## Start Data lines
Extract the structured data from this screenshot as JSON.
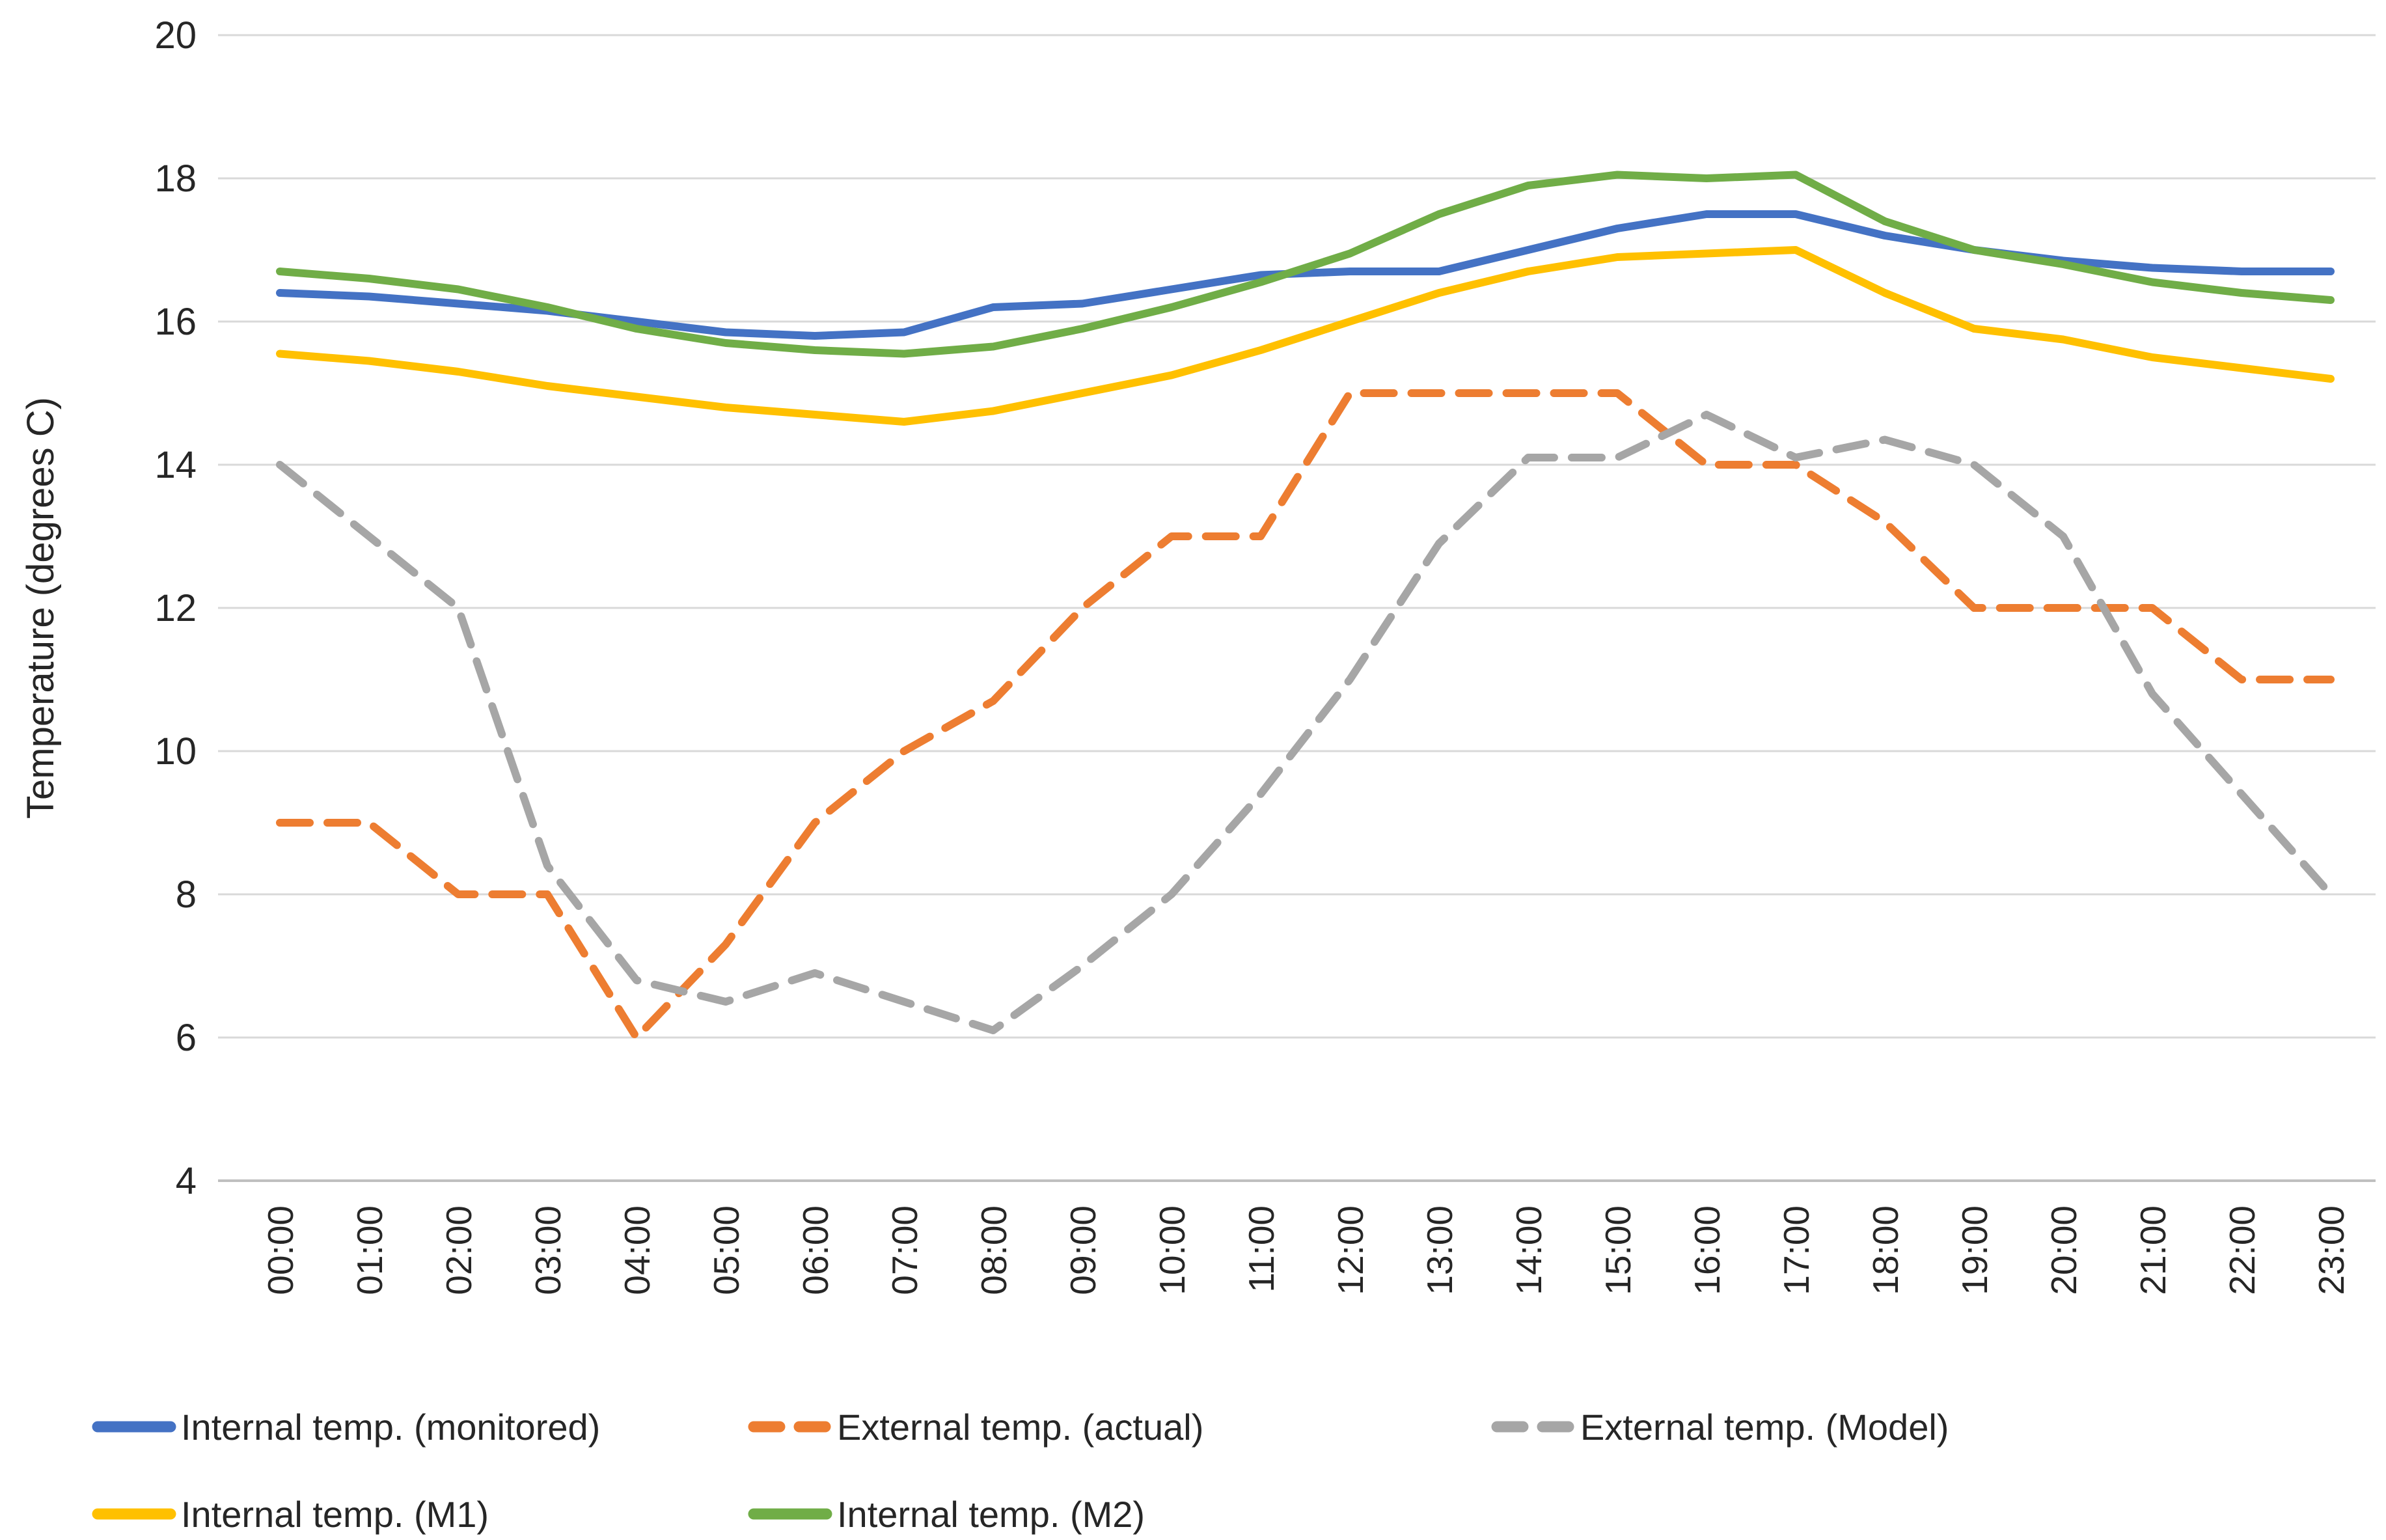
{
  "chart_data": {
    "type": "line",
    "title": "",
    "ylabel": "Temperature (degrees C)",
    "xlabel": "",
    "ylim": [
      4,
      20
    ],
    "ytick_step": 2,
    "yticks": [
      4,
      6,
      8,
      10,
      12,
      14,
      16,
      18,
      20
    ],
    "grid": true,
    "legend_position": "bottom",
    "categories": [
      "00:00",
      "01:00",
      "02:00",
      "03:00",
      "04:00",
      "05:00",
      "06:00",
      "07:00",
      "08:00",
      "09:00",
      "10:00",
      "11:00",
      "12:00",
      "13:00",
      "14:00",
      "15:00",
      "16:00",
      "17:00",
      "18:00",
      "19:00",
      "20:00",
      "21:00",
      "22:00",
      "23:00"
    ],
    "series": [
      {
        "name": "Internal temp. (monitored)",
        "color": "#4472C4",
        "style": "solid",
        "values": [
          16.4,
          16.35,
          16.25,
          16.15,
          16.0,
          15.85,
          15.8,
          15.85,
          16.2,
          16.25,
          16.45,
          16.65,
          16.7,
          16.7,
          17.0,
          17.3,
          17.5,
          17.5,
          17.2,
          17.0,
          16.85,
          16.75,
          16.7,
          16.7
        ]
      },
      {
        "name": "External temp. (actual)",
        "color": "#ED7D31",
        "style": "dashed",
        "values": [
          9,
          9,
          8,
          8,
          6,
          7.3,
          9,
          10,
          10.7,
          12,
          13,
          13,
          15,
          15,
          15,
          15,
          14,
          14,
          13.2,
          12,
          12,
          12,
          11,
          11
        ]
      },
      {
        "name": "External temp. (Model)",
        "color": "#A6A6A6",
        "style": "dashed",
        "values": [
          14,
          13,
          12,
          8.4,
          6.8,
          6.5,
          6.9,
          6.5,
          6.1,
          7.0,
          8.0,
          9.4,
          11.0,
          12.9,
          14.1,
          14.1,
          14.7,
          14.1,
          14.35,
          14.0,
          13.0,
          10.8,
          9.4,
          8.0
        ]
      },
      {
        "name": "Internal temp. (M1)",
        "color": "#FFC000",
        "style": "solid",
        "values": [
          15.55,
          15.45,
          15.3,
          15.1,
          14.95,
          14.8,
          14.7,
          14.6,
          14.75,
          15.0,
          15.25,
          15.6,
          16.0,
          16.4,
          16.7,
          16.9,
          16.95,
          17.0,
          16.4,
          15.9,
          15.75,
          15.5,
          15.35,
          15.2
        ]
      },
      {
        "name": "Internal temp. (M2)",
        "color": "#70AD47",
        "style": "solid",
        "values": [
          16.7,
          16.6,
          16.45,
          16.2,
          15.9,
          15.7,
          15.6,
          15.55,
          15.65,
          15.9,
          16.2,
          16.55,
          16.95,
          17.5,
          17.9,
          18.05,
          18.0,
          18.05,
          17.4,
          17.0,
          16.8,
          16.55,
          16.4,
          16.3
        ]
      }
    ],
    "legend_rows": [
      [
        0,
        1,
        2
      ],
      [
        3,
        4
      ]
    ],
    "colors": {
      "gridline": "#D9D9D9",
      "axis_line": "#BFBFBF",
      "text": "#262626"
    }
  }
}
## End Data lines
● Short problem
Which lines above contain "name"? Show each of them.

● Answer to the problem
        "name": "Internal temp. (monitored)",
        "name": "External temp. (actual)",
        "name": "External temp. (Model)",
        "name": "Internal temp. (M1)",
        "name": "Internal temp. (M2)",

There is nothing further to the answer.